(Dataset excerpt)
-*-

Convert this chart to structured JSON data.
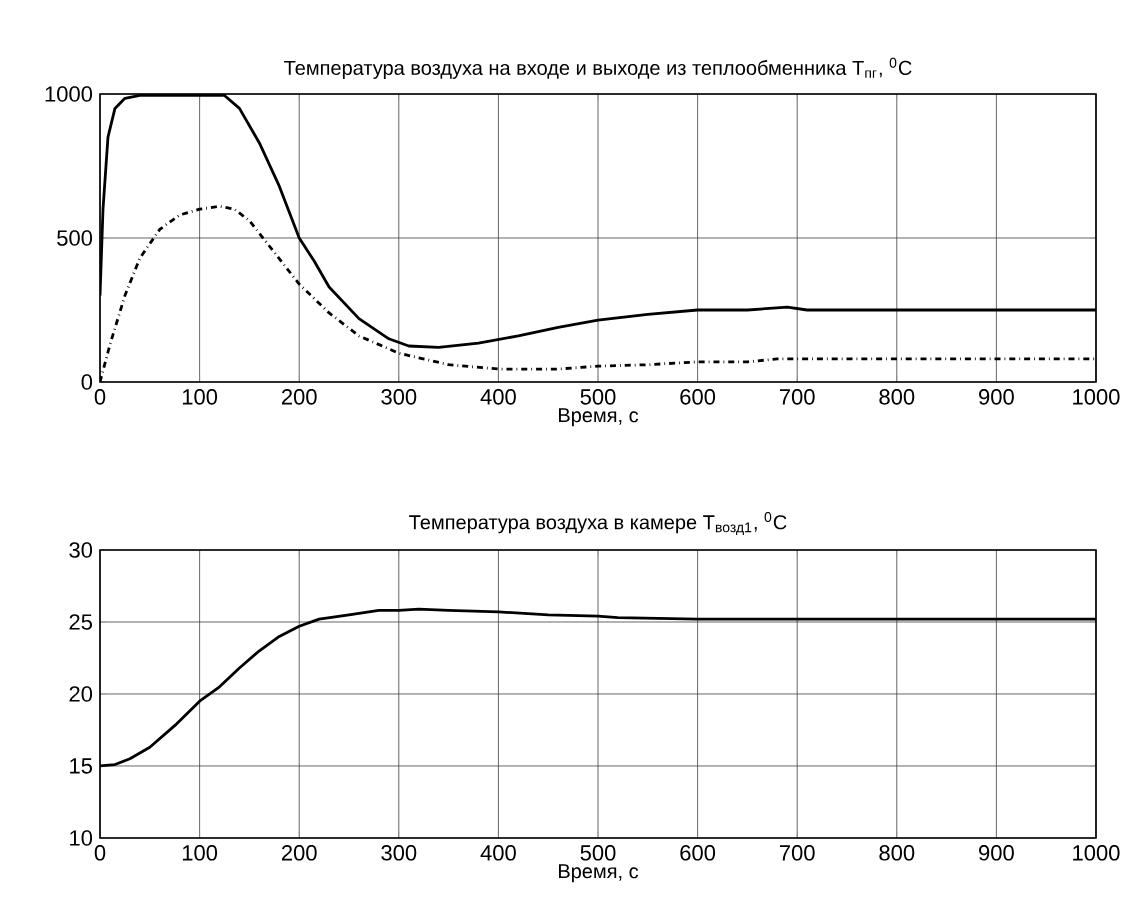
{
  "chart_data": [
    {
      "type": "line",
      "title": "Температура воздуха на входе и выходе из теплообменника T$_{пг}$, $^{0}$C",
      "xlabel": "Время, с",
      "xlim": [
        0,
        1000
      ],
      "ylim": [
        0,
        1000
      ],
      "xticks": [
        0,
        100,
        200,
        300,
        400,
        500,
        600,
        700,
        800,
        900,
        1000
      ],
      "yticks": [
        0,
        500,
        1000
      ],
      "grid": true,
      "series": [
        {
          "color": "#000000",
          "line_style": "solid",
          "x": [
            0,
            3,
            8,
            15,
            25,
            40,
            100,
            125,
            140,
            160,
            180,
            200,
            215,
            230,
            260,
            290,
            310,
            340,
            380,
            420,
            460,
            500,
            550,
            600,
            650,
            690,
            710,
            1000
          ],
          "values": [
            300,
            600,
            850,
            950,
            985,
            995,
            995,
            995,
            950,
            830,
            680,
            500,
            420,
            330,
            220,
            150,
            125,
            120,
            135,
            160,
            190,
            215,
            235,
            250,
            250,
            260,
            250,
            250
          ]
        },
        {
          "color": "#000000",
          "line_style": "dashdot",
          "x": [
            0,
            10,
            25,
            40,
            60,
            80,
            100,
            120,
            135,
            150,
            175,
            200,
            230,
            260,
            300,
            350,
            400,
            460,
            500,
            550,
            600,
            650,
            680,
            1000
          ],
          "values": [
            0,
            130,
            300,
            430,
            530,
            580,
            600,
            610,
            600,
            560,
            450,
            340,
            240,
            160,
            100,
            60,
            45,
            45,
            55,
            60,
            70,
            70,
            80,
            80
          ]
        }
      ]
    },
    {
      "type": "line",
      "title": "Температура воздуха в камере T$_{возд1}$, $^{0}$C",
      "xlabel": "Время, с",
      "xlim": [
        0,
        1000
      ],
      "ylim": [
        10,
        30
      ],
      "xticks": [
        0,
        100,
        200,
        300,
        400,
        500,
        600,
        700,
        800,
        900,
        1000
      ],
      "yticks": [
        10,
        15,
        20,
        25,
        30
      ],
      "grid": true,
      "series": [
        {
          "color": "#000000",
          "line_style": "solid",
          "x": [
            0,
            15,
            30,
            50,
            75,
            100,
            120,
            140,
            160,
            180,
            200,
            220,
            250,
            280,
            300,
            320,
            350,
            400,
            450,
            500,
            520,
            600,
            1000
          ],
          "values": [
            15,
            15.1,
            15.5,
            16.3,
            17.8,
            19.5,
            20.5,
            21.8,
            23,
            24,
            24.7,
            25.2,
            25.5,
            25.8,
            25.8,
            25.9,
            25.8,
            25.7,
            25.5,
            25.4,
            25.3,
            25.2,
            25.2
          ]
        }
      ]
    }
  ]
}
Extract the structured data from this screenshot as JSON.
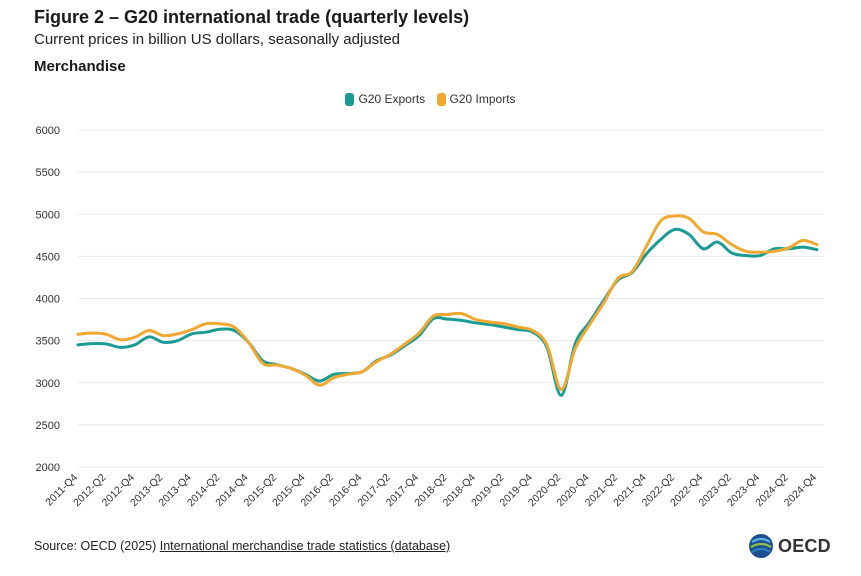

-*-

- What is required -
Gather each line in the data that holds the string "title".

- Output for this task -
      "title": "Температура воздуха на входе и выходе из теплообменника T$_{пг}$, $^{0}$C",
      "title": "Температура воздуха в камере T$_{возд1}$, $^{0}$C",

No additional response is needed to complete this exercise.